To be done: Output the material below in its entirety, exactly as given.

Dataset rows

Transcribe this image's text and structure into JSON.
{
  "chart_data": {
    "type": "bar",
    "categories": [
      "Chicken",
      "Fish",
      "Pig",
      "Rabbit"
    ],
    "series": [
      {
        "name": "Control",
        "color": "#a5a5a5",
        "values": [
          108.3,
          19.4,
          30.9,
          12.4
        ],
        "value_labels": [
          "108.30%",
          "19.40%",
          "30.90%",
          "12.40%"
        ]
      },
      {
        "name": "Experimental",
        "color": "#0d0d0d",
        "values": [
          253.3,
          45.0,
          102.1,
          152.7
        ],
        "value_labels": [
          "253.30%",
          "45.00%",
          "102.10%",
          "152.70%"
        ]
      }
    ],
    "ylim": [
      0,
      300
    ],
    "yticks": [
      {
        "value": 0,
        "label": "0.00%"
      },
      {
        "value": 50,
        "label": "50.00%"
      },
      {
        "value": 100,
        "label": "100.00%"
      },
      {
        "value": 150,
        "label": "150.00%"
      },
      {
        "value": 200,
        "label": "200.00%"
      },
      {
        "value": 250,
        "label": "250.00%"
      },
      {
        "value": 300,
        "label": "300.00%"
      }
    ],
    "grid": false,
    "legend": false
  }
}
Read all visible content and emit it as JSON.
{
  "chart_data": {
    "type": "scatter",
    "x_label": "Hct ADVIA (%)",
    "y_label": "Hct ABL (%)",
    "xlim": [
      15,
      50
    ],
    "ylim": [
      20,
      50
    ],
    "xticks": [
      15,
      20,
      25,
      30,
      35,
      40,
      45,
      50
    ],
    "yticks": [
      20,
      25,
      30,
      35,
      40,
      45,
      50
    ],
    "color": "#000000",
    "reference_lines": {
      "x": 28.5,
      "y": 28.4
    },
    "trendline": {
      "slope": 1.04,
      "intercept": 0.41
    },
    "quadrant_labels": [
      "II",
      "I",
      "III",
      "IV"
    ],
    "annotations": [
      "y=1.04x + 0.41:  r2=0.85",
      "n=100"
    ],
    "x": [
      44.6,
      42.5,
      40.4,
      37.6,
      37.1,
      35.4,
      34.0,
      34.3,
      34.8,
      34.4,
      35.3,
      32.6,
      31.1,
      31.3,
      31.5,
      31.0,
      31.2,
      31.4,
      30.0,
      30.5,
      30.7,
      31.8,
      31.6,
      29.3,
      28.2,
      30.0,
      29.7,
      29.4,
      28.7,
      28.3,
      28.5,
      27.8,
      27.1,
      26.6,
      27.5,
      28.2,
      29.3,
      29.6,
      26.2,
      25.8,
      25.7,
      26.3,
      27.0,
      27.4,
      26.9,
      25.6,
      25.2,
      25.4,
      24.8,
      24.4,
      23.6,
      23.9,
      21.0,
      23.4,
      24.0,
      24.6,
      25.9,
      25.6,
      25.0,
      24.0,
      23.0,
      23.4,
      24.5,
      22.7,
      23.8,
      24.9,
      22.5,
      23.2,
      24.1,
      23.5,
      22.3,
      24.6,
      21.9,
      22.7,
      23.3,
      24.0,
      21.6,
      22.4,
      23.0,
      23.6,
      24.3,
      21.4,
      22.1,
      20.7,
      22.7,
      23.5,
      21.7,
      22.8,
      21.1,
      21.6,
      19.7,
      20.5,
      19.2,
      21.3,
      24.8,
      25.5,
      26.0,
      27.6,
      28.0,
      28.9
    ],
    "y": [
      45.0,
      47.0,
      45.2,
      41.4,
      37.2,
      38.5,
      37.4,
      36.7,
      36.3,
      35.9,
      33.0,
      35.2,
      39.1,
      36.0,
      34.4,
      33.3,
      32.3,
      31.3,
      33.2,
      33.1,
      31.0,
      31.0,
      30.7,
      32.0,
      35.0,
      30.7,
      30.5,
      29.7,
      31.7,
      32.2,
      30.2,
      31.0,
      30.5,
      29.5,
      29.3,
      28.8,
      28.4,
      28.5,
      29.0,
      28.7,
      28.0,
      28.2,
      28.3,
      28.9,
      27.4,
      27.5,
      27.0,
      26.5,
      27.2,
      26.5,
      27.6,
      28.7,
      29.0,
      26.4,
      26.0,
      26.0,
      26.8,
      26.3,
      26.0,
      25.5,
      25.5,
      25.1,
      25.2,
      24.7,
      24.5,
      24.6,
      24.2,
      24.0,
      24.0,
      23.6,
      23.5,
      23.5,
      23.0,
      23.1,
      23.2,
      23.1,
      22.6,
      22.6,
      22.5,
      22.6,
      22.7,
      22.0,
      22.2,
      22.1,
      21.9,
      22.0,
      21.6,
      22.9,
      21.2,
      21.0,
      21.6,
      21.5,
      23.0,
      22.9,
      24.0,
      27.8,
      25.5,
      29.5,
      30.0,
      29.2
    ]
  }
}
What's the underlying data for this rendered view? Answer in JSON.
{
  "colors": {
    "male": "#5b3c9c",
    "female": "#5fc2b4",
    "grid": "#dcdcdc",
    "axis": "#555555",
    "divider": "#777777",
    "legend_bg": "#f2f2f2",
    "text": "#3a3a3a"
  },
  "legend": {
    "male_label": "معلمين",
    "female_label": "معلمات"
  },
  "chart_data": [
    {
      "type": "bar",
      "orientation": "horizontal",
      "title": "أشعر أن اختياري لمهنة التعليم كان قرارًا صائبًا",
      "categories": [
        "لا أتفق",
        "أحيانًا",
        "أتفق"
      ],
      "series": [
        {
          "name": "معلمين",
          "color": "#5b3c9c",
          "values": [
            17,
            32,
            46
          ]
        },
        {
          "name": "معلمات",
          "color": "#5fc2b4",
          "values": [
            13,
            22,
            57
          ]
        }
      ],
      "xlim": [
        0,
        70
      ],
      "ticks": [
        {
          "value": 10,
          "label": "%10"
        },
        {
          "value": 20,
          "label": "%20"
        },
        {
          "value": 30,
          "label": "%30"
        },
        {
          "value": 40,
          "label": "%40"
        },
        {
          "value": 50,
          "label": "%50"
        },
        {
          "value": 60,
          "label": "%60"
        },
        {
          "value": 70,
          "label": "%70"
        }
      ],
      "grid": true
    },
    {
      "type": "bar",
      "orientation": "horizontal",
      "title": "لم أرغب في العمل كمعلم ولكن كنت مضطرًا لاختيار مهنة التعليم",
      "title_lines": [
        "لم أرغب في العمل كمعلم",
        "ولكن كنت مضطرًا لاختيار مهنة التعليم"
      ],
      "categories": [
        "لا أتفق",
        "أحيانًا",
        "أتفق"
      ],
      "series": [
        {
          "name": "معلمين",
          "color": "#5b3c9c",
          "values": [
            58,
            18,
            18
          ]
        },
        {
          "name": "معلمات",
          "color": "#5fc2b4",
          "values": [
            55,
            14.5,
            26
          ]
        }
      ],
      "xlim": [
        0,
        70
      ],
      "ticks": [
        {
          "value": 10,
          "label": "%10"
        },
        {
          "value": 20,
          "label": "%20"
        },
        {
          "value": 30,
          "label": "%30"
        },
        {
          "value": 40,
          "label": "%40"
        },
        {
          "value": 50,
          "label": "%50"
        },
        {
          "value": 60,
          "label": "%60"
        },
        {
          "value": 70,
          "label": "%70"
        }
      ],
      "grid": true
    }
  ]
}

Response below:
Transcribe this image's text and structure into JSON.
{
  "chart_data": {
    "type": "bar",
    "categories": [
      "Chicken",
      "Fish",
      "Pig",
      "Rabbit"
    ],
    "series": [
      {
        "name": "Control",
        "color": "#a5a5a5",
        "values": [
          108.3,
          19.4,
          30.9,
          12.4
        ],
        "value_labels": [
          "108.30%",
          "19.40%",
          "30.90%",
          "12.40%"
        ]
      },
      {
        "name": "Experimental",
        "color": "#0d0d0d",
        "values": [
          253.3,
          45.0,
          102.1,
          152.7
        ],
        "value_labels": [
          "253.30%",
          "45.00%",
          "102.10%",
          "152.70%"
        ]
      }
    ],
    "ylim": [
      0,
      300
    ],
    "yticks": [
      {
        "value": 0,
        "label": "0.00%"
      },
      {
        "value": 50,
        "label": "50.00%"
      },
      {
        "value": 100,
        "label": "100.00%"
      },
      {
        "value": 150,
        "label": "150.00%"
      },
      {
        "value": 200,
        "label": "200.00%"
      },
      {
        "value": 250,
        "label": "250.00%"
      },
      {
        "value": 300,
        "label": "300.00%"
      }
    ],
    "grid": false,
    "legend": false
  }
}
Read all visible content and emit it as JSON.
{
  "chart_data": {
    "type": "scatter",
    "x_label": "Hct ADVIA (%)",
    "y_label": "Hct ABL (%)",
    "xlim": [
      15,
      50
    ],
    "ylim": [
      20,
      50
    ],
    "xticks": [
      15,
      20,
      25,
      30,
      35,
      40,
      45,
      50
    ],
    "yticks": [
      20,
      25,
      30,
      35,
      40,
      45,
      50
    ],
    "color": "#000000",
    "reference_lines": {
      "x": 28.5,
      "y": 28.4
    },
    "trendline": {
      "slope": 1.04,
      "intercept": 0.41
    },
    "quadrant_labels": [
      "II",
      "I",
      "III",
      "IV"
    ],
    "annotations": [
      "y=1.04x + 0.41:  r2=0.85",
      "n=100"
    ],
    "x": [
      44.6,
      42.5,
      40.4,
      37.6,
      37.1,
      35.4,
      34.0,
      34.3,
      34.8,
      34.4,
      35.3,
      32.6,
      31.1,
      31.3,
      31.5,
      31.0,
      31.2,
      31.4,
      30.0,
      30.5,
      30.7,
      31.8,
      31.6,
      29.3,
      28.2,
      30.0,
      29.7,
      29.4,
      28.7,
      28.3,
      28.5,
      27.8,
      27.1,
      26.6,
      27.5,
      28.2,
      29.3,
      29.6,
      26.2,
      25.8,
      25.7,
      26.3,
      27.0,
      27.4,
      26.9,
      25.6,
      25.2,
      25.4,
      24.8,
      24.4,
      23.6,
      23.9,
      21.0,
      23.4,
      24.0,
      24.6,
      25.9,
      25.6,
      25.0,
      24.0,
      23.0,
      23.4,
      24.5,
      22.7,
      23.8,
      24.9,
      22.5,
      23.2,
      24.1,
      23.5,
      22.3,
      24.6,
      21.9,
      22.7,
      23.3,
      24.0,
      21.6,
      22.4,
      23.0,
      23.6,
      24.3,
      21.4,
      22.1,
      20.7,
      22.7,
      23.5,
      21.7,
      22.8,
      21.1,
      21.6,
      19.7,
      20.5,
      19.2,
      21.3,
      24.8,
      25.5,
      26.0,
      27.6,
      28.0,
      28.9
    ],
    "y": [
      45.0,
      47.0,
      45.2,
      41.4,
      37.2,
      38.5,
      37.4,
      36.7,
      36.3,
      35.9,
      33.0,
      35.2,
      39.1,
      36.0,
      34.4,
      33.3,
      32.3,
      31.3,
      33.2,
      33.1,
      31.0,
      31.0,
      30.7,
      32.0,
      35.0,
      30.7,
      30.5,
      29.7,
      31.7,
      32.2,
      30.2,
      31.0,
      30.5,
      29.5,
      29.3,
      28.8,
      28.4,
      28.5,
      29.0,
      28.7,
      28.0,
      28.2,
      28.3,
      28.9,
      27.4,
      27.5,
      27.0,
      26.5,
      27.2,
      26.5,
      27.6,
      28.7,
      29.0,
      26.4,
      26.0,
      26.0,
      26.8,
      26.3,
      26.0,
      25.5,
      25.5,
      25.1,
      25.2,
      24.7,
      24.5,
      24.6,
      24.2,
      24.0,
      24.0,
      23.6,
      23.5,
      23.5,
      23.0,
      23.1,
      23.2,
      23.1,
      22.6,
      22.6,
      22.5,
      22.6,
      22.7,
      22.0,
      22.2,
      22.1,
      21.9,
      22.0,
      21.6,
      22.9,
      21.2,
      21.0,
      21.6,
      21.5,
      23.0,
      22.9,
      24.0,
      27.8,
      25.5,
      29.5,
      30.0,
      29.2
    ]
  }
}
What's the underlying data for this rendered view? Answer in JSON.
{
  "colors": {
    "male": "#5b3c9c",
    "female": "#5fc2b4",
    "grid": "#dcdcdc",
    "axis": "#555555",
    "divider": "#777777",
    "legend_bg": "#f2f2f2",
    "text": "#3a3a3a"
  },
  "legend": {
    "male_label": "معلمين",
    "female_label": "معلمات"
  },
  "chart_data": [
    {
      "type": "bar",
      "orientation": "horizontal",
      "title": "أشعر أن اختياري لمهنة التعليم كان قرارًا صائبًا",
      "categories": [
        "لا أتفق",
        "أحيانًا",
        "أتفق"
      ],
      "series": [
        {
          "name": "معلمين",
          "color": "#5b3c9c",
          "values": [
            17,
            32,
            46
          ]
        },
        {
          "name": "معلمات",
          "color": "#5fc2b4",
          "values": [
            13,
            22,
            57
          ]
        }
      ],
      "xlim": [
        0,
        70
      ],
      "ticks": [
        {
          "value": 10,
          "label": "%10"
        },
        {
          "value": 20,
          "label": "%20"
        },
        {
          "value": 30,
          "label": "%30"
        },
        {
          "value": 40,
          "label": "%40"
        },
        {
          "value": 50,
          "label": "%50"
        },
        {
          "value": 60,
          "label": "%60"
        },
        {
          "value": 70,
          "label": "%70"
        }
      ],
      "grid": true
    },
    {
      "type": "bar",
      "orientation": "horizontal",
      "title": "لم أرغب في العمل كمعلم ولكن كنت مضطرًا لاختيار مهنة التعليم",
      "title_lines": [
        "لم أرغب في العمل كمعلم",
        "ولكن كنت مضطرًا لاختيار مهنة التعليم"
      ],
      "categories": [
        "لا أتفق",
        "أحيانًا",
        "أتفق"
      ],
      "series": [
        {
          "name": "معلمين",
          "color": "#5b3c9c",
          "values": [
            58,
            18,
            18
          ]
        },
        {
          "name": "معلمات",
          "color": "#5fc2b4",
          "values": [
            55,
            14.5,
            26
          ]
        }
      ],
      "xlim": [
        0,
        70
      ],
      "ticks": [
        {
          "value": 10,
          "label": "%10"
        },
        {
          "value": 20,
          "label": "%20"
        },
        {
          "value": 30,
          "label": "%30"
        },
        {
          "value": 40,
          "label": "%40"
        },
        {
          "value": 50,
          "label": "%50"
        },
        {
          "value": 60,
          "label": "%60"
        },
        {
          "value": 70,
          "label": "%70"
        }
      ],
      "grid": true
    }
  ]
}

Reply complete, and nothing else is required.